**Given entries:**
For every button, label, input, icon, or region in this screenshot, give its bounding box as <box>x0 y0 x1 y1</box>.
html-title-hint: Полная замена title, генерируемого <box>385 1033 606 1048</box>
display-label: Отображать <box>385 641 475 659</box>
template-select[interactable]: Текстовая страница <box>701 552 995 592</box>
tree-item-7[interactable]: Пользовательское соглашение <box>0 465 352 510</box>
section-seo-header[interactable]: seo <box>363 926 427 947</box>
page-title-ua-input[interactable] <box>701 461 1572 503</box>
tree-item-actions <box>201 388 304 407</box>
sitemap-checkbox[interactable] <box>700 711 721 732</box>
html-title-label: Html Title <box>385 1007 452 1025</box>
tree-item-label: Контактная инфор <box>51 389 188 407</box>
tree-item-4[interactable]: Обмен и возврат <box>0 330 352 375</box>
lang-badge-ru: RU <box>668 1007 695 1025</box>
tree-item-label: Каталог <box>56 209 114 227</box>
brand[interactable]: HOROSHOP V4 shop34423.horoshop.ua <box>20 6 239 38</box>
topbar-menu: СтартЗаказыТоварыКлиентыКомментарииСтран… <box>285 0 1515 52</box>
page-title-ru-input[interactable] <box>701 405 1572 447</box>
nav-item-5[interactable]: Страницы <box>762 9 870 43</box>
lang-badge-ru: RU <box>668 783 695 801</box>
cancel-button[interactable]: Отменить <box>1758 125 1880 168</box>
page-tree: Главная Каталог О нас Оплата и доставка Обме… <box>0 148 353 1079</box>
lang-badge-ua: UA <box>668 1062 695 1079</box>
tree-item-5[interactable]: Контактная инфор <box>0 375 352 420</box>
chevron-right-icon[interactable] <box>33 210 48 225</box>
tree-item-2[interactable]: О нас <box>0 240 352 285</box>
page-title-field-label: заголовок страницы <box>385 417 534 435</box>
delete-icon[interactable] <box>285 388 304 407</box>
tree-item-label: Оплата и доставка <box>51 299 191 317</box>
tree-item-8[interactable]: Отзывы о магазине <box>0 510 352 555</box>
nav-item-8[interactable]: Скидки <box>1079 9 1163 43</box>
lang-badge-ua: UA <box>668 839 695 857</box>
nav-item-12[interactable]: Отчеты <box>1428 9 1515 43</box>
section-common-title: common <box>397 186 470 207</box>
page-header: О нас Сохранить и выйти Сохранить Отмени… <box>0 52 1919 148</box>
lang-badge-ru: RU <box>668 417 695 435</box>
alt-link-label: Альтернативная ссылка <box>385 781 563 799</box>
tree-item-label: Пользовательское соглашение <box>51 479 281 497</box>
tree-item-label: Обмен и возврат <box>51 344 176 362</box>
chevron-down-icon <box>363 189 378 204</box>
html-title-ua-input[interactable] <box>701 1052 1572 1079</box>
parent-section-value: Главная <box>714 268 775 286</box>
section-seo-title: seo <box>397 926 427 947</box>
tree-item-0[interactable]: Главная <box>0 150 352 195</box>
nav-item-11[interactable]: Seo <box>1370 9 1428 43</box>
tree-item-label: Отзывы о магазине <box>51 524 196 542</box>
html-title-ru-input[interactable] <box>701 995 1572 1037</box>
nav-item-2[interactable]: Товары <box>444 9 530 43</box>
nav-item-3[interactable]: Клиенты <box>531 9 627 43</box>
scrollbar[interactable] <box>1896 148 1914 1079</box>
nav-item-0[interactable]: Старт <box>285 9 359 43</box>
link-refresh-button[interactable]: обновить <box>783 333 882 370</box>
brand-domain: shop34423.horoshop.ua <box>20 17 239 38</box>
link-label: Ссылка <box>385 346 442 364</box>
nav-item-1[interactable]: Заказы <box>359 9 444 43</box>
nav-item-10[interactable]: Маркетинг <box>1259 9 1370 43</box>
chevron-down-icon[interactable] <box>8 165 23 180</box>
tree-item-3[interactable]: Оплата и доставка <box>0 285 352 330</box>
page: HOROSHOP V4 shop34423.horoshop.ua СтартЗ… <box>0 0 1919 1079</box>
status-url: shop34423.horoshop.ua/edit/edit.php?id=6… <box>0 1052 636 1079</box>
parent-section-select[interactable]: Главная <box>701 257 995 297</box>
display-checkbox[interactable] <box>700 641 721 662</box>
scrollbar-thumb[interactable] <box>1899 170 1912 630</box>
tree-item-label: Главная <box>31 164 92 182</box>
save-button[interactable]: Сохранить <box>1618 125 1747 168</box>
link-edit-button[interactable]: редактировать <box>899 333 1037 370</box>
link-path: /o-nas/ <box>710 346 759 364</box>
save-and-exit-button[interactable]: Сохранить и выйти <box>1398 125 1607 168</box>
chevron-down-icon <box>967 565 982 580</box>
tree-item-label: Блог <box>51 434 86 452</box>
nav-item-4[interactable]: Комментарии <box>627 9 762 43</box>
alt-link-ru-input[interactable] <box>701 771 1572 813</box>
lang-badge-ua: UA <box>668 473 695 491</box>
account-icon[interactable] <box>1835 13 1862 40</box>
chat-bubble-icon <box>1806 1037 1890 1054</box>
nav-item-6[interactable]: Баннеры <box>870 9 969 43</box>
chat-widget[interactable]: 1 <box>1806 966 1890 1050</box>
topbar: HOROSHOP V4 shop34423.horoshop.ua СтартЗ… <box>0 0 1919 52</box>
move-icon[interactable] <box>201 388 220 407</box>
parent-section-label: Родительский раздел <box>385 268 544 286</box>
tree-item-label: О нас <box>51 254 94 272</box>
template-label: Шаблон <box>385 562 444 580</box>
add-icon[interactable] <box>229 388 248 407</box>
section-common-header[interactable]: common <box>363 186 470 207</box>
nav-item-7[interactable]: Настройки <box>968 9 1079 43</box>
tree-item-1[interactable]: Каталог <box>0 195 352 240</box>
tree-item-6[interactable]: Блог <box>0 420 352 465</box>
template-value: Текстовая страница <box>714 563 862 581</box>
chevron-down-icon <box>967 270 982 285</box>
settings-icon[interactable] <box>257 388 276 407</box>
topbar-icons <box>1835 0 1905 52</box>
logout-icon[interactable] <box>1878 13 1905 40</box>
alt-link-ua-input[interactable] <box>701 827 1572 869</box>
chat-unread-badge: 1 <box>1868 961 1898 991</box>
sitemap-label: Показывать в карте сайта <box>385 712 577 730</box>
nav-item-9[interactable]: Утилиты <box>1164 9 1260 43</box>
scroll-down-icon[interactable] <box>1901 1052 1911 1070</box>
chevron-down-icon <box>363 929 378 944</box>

**Problem requirements:** Reproduce all of the entries above line for line, with no changes.

**Expected output:**
For every button, label, input, icon, or region in this screenshot, give its bounding box as <box>x0 y0 x1 y1</box>.
html-title-hint: Полная замена title, генерируемого <box>385 1033 606 1048</box>
display-label: Отображать <box>385 641 475 659</box>
template-select[interactable]: Текстовая страница <box>701 552 995 592</box>
tree-item-7[interactable]: Пользовательское соглашение <box>0 465 352 510</box>
section-seo-header[interactable]: seo <box>363 926 427 947</box>
page-title-ua-input[interactable] <box>701 461 1572 503</box>
tree-item-actions <box>201 388 304 407</box>
sitemap-checkbox[interactable] <box>700 711 721 732</box>
html-title-label: Html Title <box>385 1007 452 1025</box>
tree-item-label: Контактная инфор <box>51 389 188 407</box>
tree-item-4[interactable]: Обмен и возврат <box>0 330 352 375</box>
lang-badge-ru: RU <box>668 1007 695 1025</box>
tree-item-label: Каталог <box>56 209 114 227</box>
brand[interactable]: HOROSHOP V4 shop34423.horoshop.ua <box>20 6 239 38</box>
topbar-menu: СтартЗаказыТоварыКлиентыКомментарииСтран… <box>285 0 1515 52</box>
page-title-ru-input[interactable] <box>701 405 1572 447</box>
nav-item-5[interactable]: Страницы <box>762 9 870 43</box>
lang-badge-ru: RU <box>668 783 695 801</box>
cancel-button[interactable]: Отменить <box>1758 125 1880 168</box>
page-tree: Главная Каталог О нас Оплата и доставка Обме… <box>0 148 353 1079</box>
lang-badge-ua: UA <box>668 1062 695 1079</box>
tree-item-5[interactable]: Контактная инфор <box>0 375 352 420</box>
chevron-right-icon[interactable] <box>33 210 48 225</box>
tree-item-2[interactable]: О нас <box>0 240 352 285</box>
page-title-field-label: заголовок страницы <box>385 417 534 435</box>
delete-icon[interactable] <box>285 388 304 407</box>
tree-item-label: Оплата и доставка <box>51 299 191 317</box>
tree-item-8[interactable]: Отзывы о магазине <box>0 510 352 555</box>
nav-item-8[interactable]: Скидки <box>1079 9 1163 43</box>
lang-badge-ua: UA <box>668 839 695 857</box>
nav-item-12[interactable]: Отчеты <box>1428 9 1515 43</box>
section-common-title: common <box>397 186 470 207</box>
page-header: О нас Сохранить и выйти Сохранить Отмени… <box>0 52 1919 148</box>
lang-badge-ru: RU <box>668 417 695 435</box>
alt-link-label: Альтернативная ссылка <box>385 781 563 799</box>
tree-item-label: Пользовательское соглашение <box>51 479 281 497</box>
tree-item-label: Обмен и возврат <box>51 344 176 362</box>
chevron-down-icon <box>363 189 378 204</box>
html-title-ua-input[interactable] <box>701 1052 1572 1079</box>
parent-section-value: Главная <box>714 268 775 286</box>
section-seo-title: seo <box>397 926 427 947</box>
tree-item-0[interactable]: Главная <box>0 150 352 195</box>
nav-item-11[interactable]: Seo <box>1370 9 1428 43</box>
tree-item-label: Отзывы о магазине <box>51 524 196 542</box>
html-title-ru-input[interactable] <box>701 995 1572 1037</box>
nav-item-2[interactable]: Товары <box>444 9 530 43</box>
nav-item-3[interactable]: Клиенты <box>531 9 627 43</box>
scrollbar[interactable] <box>1896 148 1914 1079</box>
nav-item-0[interactable]: Старт <box>285 9 359 43</box>
link-refresh-button[interactable]: обновить <box>783 333 882 370</box>
brand-domain: shop34423.horoshop.ua <box>20 17 239 38</box>
link-label: Ссылка <box>385 346 442 364</box>
nav-item-1[interactable]: Заказы <box>359 9 444 43</box>
nav-item-10[interactable]: Маркетинг <box>1259 9 1370 43</box>
chevron-down-icon[interactable] <box>8 165 23 180</box>
tree-item-3[interactable]: Оплата и доставка <box>0 285 352 330</box>
page: HOROSHOP V4 shop34423.horoshop.ua СтартЗ… <box>0 0 1919 1079</box>
status-url: shop34423.horoshop.ua/edit/edit.php?id=6… <box>0 1052 636 1079</box>
parent-section-select[interactable]: Главная <box>701 257 995 297</box>
display-checkbox[interactable] <box>700 641 721 662</box>
scrollbar-thumb[interactable] <box>1899 170 1912 630</box>
tree-item-label: Главная <box>31 164 92 182</box>
save-button[interactable]: Сохранить <box>1618 125 1747 168</box>
link-edit-button[interactable]: редактировать <box>899 333 1037 370</box>
link-path: /o-nas/ <box>710 346 759 364</box>
save-and-exit-button[interactable]: Сохранить и выйти <box>1398 125 1607 168</box>
chevron-down-icon <box>967 565 982 580</box>
tree-item-label: Блог <box>51 434 86 452</box>
nav-item-4[interactable]: Комментарии <box>627 9 762 43</box>
alt-link-ru-input[interactable] <box>701 771 1572 813</box>
lang-badge-ua: UA <box>668 473 695 491</box>
account-icon[interactable] <box>1835 13 1862 40</box>
chat-bubble-icon <box>1806 1037 1890 1054</box>
nav-item-6[interactable]: Баннеры <box>870 9 969 43</box>
chat-widget[interactable]: 1 <box>1806 966 1890 1050</box>
topbar: HOROSHOP V4 shop34423.horoshop.ua СтартЗ… <box>0 0 1919 52</box>
move-icon[interactable] <box>201 388 220 407</box>
parent-section-label: Родительский раздел <box>385 268 544 286</box>
tree-item-label: О нас <box>51 254 94 272</box>
template-label: Шаблон <box>385 562 444 580</box>
add-icon[interactable] <box>229 388 248 407</box>
section-common-header[interactable]: common <box>363 186 470 207</box>
nav-item-7[interactable]: Настройки <box>968 9 1079 43</box>
tree-item-1[interactable]: Каталог <box>0 195 352 240</box>
tree-item-6[interactable]: Блог <box>0 420 352 465</box>
template-value: Текстовая страница <box>714 563 862 581</box>
chevron-down-icon <box>967 270 982 285</box>
settings-icon[interactable] <box>257 388 276 407</box>
topbar-icons <box>1835 0 1905 52</box>
logout-icon[interactable] <box>1878 13 1905 40</box>
alt-link-ua-input[interactable] <box>701 827 1572 869</box>
chat-unread-badge: 1 <box>1868 961 1898 991</box>
sitemap-label: Показывать в карте сайта <box>385 712 577 730</box>
nav-item-9[interactable]: Утилиты <box>1164 9 1260 43</box>
scroll-down-icon[interactable] <box>1901 1052 1911 1070</box>
chevron-down-icon <box>363 929 378 944</box>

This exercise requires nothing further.